━━ Texto da página ━━

Mas o poder dos cidadãos é, sobretudo, o poder para agir por eles mesmos, o poder para constituir-se em força autônoma. A cidadania não é uma prerrogativa que nos adviria de estarmos contados no censo populacional ou de estarmos alistados como eleitores num país. A cidadania é, sobretudo, uma prática que não pode ser delegada. Por tanto, é preciso opor claramente essa prática, esse exercício da ação cidadã, contra os discursos moralizantes que se ouvem por todos os lados, e que dizem que os cidadãos seriam responsáveis pela crise da democracia.

Esses discursos lastimam o desinteresse dos cidadãos pela vida pública e culpam os cidadãos pela deriva individualista dos consumidores. Esses supostos ‘chamamentos’ dos cidadãos ‘à responsabilidade’ só têm, de fato, um efeito: conseguem culpar os cidadãos, para prendê-los mais facilmente no jogo institucional que consiste apenas em selecionar, dentre os membros da classe dirigente, os que aceitem que lhes roubem a potência para agir.

“A cultura não tem qualquer papel particular como entidade global” 

O senhor também é apaixonado por cinema e literatura. Quais as consequências da crise, para a cultura? 

A situação atual é uma crise dos valores do comum, na qual o poder do capital sobre a sociedade manifesta-se no individualismo consumista. Nesse quadro, a cultura é, ao mesmo tempo, tanto o tecido da experiência do comum, que é ameaçado, invadido pelos valores mercantis, como é, também, a instância encarregada de remediar os efeitos dessa invasão, de opor as exigências da autonomia da arte, contra a estetização comercial. Ou de voltar a tecer as esfarrapadas redes do vínculo social.

Do meu ponto de vista, o poder capitalista exerce-se, em primeiro lugar, de cima para baixo, mediante políticas estatais que, sob o pretexto de lutar contra o egoísmo dos trabalhadores privilegiados e dos democratas individualistas, impõe, em nome da crise, um programa de submissão de todos os aspectos da vida comum às leis do mercado. 

Resultado disso é que hoje já não há qualquer papel que se possa atribuir à cultura como entidade global. O cenário está hoje dominado, em grande medida, pelas celebrações culturais oficiais e por discursos pressupostos “críticos”, mas todos, de fato, submetidos à lógica oficial.

━━━
━━ Registros ━━

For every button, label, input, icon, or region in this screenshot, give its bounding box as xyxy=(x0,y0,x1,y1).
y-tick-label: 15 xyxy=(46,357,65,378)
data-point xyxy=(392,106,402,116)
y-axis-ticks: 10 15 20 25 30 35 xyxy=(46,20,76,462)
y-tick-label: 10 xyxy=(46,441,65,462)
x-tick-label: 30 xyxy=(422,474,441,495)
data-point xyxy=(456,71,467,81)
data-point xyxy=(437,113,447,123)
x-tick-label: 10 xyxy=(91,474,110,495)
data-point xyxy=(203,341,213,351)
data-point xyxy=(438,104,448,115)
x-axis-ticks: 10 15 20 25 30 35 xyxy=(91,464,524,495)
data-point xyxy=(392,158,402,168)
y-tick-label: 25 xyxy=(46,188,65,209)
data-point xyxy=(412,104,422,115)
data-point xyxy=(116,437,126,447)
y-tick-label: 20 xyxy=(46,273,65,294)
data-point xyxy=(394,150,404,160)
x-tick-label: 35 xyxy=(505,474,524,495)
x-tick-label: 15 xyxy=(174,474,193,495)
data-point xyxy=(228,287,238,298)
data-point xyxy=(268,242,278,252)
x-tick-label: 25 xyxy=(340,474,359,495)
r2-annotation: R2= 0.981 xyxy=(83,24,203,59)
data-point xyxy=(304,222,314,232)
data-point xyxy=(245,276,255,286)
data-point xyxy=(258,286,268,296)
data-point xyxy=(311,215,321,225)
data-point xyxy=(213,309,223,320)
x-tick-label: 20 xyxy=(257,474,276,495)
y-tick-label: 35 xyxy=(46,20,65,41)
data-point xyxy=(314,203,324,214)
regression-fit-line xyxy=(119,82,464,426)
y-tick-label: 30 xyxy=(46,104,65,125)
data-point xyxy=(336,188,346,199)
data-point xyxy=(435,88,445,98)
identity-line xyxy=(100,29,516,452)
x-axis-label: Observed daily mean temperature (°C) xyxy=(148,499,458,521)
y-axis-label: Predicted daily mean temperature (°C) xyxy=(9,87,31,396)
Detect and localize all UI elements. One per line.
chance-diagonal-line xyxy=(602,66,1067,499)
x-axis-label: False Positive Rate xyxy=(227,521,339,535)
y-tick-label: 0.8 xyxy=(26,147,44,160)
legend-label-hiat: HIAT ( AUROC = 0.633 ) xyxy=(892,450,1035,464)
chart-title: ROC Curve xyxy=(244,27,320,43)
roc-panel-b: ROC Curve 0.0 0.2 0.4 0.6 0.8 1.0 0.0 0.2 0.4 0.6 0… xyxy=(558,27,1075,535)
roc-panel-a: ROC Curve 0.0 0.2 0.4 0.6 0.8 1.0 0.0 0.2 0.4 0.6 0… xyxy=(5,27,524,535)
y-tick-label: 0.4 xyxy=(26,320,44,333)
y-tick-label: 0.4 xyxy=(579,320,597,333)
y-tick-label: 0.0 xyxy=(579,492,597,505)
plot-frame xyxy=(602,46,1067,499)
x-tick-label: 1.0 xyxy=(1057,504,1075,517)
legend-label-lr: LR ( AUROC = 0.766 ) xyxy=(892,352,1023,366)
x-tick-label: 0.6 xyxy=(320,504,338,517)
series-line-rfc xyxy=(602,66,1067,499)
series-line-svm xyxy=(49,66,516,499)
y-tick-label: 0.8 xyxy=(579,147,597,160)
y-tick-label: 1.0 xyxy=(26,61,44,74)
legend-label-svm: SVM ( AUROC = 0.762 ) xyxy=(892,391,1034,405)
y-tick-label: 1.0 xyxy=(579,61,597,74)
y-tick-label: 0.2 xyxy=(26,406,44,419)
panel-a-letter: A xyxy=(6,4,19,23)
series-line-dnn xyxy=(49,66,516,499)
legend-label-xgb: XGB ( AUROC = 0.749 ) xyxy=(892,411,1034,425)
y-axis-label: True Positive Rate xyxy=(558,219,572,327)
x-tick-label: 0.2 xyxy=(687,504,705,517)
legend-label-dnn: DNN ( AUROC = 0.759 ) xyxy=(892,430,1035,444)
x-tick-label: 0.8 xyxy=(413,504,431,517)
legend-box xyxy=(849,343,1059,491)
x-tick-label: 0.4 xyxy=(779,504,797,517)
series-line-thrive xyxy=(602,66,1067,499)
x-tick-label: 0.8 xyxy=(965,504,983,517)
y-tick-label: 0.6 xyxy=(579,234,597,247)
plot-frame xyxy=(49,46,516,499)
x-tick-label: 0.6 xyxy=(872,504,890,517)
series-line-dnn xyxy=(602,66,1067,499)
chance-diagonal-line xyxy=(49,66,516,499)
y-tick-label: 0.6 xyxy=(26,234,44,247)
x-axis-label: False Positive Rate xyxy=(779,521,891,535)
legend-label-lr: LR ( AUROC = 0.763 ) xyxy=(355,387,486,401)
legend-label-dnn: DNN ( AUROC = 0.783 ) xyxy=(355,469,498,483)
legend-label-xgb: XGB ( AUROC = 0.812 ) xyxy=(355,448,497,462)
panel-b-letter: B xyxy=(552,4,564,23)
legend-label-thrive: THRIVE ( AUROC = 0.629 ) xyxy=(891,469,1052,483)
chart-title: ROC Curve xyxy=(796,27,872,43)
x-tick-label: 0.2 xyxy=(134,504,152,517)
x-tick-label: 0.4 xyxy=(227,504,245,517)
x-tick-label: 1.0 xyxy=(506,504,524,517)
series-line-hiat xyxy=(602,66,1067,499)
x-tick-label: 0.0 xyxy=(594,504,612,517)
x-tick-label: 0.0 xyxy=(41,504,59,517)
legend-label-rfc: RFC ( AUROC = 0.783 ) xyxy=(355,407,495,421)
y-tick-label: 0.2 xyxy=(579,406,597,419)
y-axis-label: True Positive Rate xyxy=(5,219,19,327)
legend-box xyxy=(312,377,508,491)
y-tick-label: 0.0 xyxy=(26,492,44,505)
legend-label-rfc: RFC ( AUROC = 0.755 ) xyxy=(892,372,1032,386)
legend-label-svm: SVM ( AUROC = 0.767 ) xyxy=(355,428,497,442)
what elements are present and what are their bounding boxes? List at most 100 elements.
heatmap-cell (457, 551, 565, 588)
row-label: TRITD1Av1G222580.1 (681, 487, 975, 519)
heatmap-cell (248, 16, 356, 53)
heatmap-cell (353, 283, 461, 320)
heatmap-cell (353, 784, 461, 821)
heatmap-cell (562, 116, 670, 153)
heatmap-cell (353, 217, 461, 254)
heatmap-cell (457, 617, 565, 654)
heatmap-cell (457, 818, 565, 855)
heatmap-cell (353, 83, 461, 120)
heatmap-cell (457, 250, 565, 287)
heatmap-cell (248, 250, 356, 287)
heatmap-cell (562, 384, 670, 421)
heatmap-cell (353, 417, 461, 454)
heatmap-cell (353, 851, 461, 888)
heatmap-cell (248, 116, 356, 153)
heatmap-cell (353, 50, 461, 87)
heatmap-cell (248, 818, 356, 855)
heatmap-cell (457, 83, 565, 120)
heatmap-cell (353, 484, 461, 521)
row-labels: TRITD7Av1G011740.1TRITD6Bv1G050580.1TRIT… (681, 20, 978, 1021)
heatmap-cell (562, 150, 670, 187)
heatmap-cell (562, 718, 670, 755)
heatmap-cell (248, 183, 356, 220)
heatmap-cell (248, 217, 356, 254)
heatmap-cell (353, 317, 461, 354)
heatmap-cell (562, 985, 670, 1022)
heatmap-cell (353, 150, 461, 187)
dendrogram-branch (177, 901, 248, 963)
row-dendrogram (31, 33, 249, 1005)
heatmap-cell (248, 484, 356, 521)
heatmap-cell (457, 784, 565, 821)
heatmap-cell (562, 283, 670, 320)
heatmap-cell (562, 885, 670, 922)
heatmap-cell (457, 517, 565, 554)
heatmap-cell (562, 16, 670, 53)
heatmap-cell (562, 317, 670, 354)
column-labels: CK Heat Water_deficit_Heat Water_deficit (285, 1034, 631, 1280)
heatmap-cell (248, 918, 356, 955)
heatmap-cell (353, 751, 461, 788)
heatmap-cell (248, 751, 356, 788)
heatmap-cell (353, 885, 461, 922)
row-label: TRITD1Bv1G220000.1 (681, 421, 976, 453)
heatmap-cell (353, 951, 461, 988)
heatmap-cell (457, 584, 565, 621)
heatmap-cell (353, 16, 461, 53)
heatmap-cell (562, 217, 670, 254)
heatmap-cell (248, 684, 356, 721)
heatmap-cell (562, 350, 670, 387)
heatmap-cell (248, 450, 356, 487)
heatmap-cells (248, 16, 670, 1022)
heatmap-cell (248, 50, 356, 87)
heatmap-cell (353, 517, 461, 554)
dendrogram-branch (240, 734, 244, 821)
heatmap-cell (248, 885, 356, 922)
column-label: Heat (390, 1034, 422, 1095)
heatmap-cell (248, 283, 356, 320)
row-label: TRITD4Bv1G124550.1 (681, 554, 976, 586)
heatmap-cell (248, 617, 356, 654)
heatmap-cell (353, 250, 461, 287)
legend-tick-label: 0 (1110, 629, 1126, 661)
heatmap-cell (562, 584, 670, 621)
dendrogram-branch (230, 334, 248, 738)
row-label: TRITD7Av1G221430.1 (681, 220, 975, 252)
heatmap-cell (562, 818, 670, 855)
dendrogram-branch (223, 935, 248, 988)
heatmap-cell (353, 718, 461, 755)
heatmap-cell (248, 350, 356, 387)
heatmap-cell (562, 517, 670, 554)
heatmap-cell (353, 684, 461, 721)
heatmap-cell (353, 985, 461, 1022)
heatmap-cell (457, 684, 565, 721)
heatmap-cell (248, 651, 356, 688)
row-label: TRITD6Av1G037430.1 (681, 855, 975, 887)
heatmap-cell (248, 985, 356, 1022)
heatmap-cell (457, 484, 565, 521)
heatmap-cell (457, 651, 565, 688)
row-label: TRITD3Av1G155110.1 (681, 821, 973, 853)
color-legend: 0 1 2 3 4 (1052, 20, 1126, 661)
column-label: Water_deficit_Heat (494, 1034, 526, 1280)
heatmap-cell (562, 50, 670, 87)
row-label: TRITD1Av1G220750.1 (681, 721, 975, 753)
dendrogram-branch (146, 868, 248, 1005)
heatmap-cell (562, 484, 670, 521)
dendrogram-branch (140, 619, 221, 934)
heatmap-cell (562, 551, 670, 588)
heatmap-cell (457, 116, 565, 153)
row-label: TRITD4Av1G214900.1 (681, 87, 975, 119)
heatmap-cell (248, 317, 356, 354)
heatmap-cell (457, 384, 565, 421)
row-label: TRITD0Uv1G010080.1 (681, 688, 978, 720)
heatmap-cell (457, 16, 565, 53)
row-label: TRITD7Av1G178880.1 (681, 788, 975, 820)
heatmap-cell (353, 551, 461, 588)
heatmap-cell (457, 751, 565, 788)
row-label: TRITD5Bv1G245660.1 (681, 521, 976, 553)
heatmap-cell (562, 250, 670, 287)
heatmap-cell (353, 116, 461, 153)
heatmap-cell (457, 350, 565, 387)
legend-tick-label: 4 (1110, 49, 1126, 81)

━━━

*Lista de tarefas*:
- 1) No texto sobre cidadania e cultura, liste aquilo de que a cultura é a instância encarregada, segundo o trecho sobre a crise dos valores do comum.
- 2) Transcreva do texto sobre cidadania e cultura tudo o que vai de "Resultado disso é" até "à lógica oficial.".

*Respostas por tarefa*:
- 1)
- remediar os efeitos da invasão dos valores mercantis
- opor as exigências da autonomia da arte contra a estetização comercial
- voltar a tecer as esfarrapadas redes do vínculo social

- 2)
Resultado disso é que hoje já não há qualquer papel que se possa atribuir à cultura como entidade global. O cenário está hoje dominado, em grande medida, pelas celebrações culturais oficiais e por discursos pressupostos “críticos”, mas todos, de fato, submetidos à lógica oficial.